Exercise objective ▸
Reproduce the listing below word for word. Begin with its first line and stop after the line that contains "staticText: Cancel (16, 44, 32, 52)".

Supplied information ▸
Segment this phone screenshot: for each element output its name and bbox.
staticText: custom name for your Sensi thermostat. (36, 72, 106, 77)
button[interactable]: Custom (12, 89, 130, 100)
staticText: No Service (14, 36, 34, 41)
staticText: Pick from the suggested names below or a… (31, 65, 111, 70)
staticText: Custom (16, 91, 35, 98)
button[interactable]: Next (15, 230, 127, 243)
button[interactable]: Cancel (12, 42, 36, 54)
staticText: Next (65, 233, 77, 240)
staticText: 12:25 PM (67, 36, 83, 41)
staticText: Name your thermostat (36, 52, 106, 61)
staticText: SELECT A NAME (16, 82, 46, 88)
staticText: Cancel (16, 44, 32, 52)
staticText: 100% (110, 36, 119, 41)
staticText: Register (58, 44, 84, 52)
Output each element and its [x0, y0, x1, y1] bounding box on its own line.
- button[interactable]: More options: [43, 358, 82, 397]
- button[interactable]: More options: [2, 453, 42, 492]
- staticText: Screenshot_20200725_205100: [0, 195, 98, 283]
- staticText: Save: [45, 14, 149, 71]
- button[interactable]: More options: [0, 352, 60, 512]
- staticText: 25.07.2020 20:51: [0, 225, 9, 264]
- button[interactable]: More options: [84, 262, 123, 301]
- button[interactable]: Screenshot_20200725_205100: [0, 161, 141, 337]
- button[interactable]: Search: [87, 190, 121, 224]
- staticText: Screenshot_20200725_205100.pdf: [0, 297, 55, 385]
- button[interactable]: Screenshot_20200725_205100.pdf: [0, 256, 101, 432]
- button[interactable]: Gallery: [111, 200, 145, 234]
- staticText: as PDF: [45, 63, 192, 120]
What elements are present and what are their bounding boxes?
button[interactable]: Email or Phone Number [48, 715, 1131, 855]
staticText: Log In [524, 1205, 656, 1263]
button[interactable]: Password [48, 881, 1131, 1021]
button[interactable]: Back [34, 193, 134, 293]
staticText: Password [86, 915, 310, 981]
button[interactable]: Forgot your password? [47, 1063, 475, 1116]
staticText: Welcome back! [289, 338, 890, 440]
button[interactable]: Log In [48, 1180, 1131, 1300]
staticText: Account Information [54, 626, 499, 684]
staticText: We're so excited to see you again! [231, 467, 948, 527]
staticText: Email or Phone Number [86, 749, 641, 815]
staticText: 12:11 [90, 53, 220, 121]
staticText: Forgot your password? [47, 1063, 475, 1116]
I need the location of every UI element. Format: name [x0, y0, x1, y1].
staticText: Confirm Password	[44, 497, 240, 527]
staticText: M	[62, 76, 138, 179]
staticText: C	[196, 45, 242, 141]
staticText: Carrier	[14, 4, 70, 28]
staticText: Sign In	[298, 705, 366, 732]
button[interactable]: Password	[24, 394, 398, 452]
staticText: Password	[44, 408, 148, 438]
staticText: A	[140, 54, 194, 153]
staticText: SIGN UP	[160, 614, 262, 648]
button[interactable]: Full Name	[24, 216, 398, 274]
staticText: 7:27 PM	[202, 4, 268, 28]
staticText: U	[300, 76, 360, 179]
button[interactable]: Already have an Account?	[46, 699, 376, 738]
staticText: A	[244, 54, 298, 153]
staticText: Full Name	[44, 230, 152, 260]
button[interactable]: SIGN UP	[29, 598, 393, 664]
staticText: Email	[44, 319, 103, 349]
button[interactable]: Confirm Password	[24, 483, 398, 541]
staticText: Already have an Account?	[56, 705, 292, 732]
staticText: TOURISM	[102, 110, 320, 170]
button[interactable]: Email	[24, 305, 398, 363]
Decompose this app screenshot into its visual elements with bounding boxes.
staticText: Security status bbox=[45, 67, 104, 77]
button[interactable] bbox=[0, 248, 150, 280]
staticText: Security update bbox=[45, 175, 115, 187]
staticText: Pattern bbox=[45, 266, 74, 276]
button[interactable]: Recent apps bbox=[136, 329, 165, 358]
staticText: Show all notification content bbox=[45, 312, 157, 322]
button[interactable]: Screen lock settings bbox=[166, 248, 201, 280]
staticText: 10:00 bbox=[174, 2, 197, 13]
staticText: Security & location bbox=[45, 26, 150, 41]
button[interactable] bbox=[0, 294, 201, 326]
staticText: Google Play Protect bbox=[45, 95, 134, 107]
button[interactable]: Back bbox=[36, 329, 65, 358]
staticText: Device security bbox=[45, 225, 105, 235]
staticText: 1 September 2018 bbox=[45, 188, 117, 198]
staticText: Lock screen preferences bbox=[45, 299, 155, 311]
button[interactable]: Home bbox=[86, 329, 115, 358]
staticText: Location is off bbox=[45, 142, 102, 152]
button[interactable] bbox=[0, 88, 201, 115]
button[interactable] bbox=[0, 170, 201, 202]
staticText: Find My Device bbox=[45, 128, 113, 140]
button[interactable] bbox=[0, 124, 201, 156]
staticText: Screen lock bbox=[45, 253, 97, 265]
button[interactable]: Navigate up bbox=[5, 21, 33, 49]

Task output ▸
Segment this phone screenshot: for each element output its name and bbox.
staticText: custom name for your Sensi thermostat. (36, 72, 106, 77)
button[interactable]: Custom (12, 89, 130, 100)
staticText: No Service (14, 36, 34, 41)
staticText: Pick from the suggested names below or a… (31, 65, 111, 70)
staticText: Custom (16, 91, 35, 98)
button[interactable]: Next (15, 230, 127, 243)
button[interactable]: Cancel (12, 42, 36, 54)
staticText: Next (65, 233, 77, 240)
staticText: 12:25 PM (67, 36, 83, 41)
staticText: Name your thermostat (36, 52, 106, 61)
staticText: SELECT A NAME (16, 82, 46, 88)
staticText: Cancel (16, 44, 32, 52)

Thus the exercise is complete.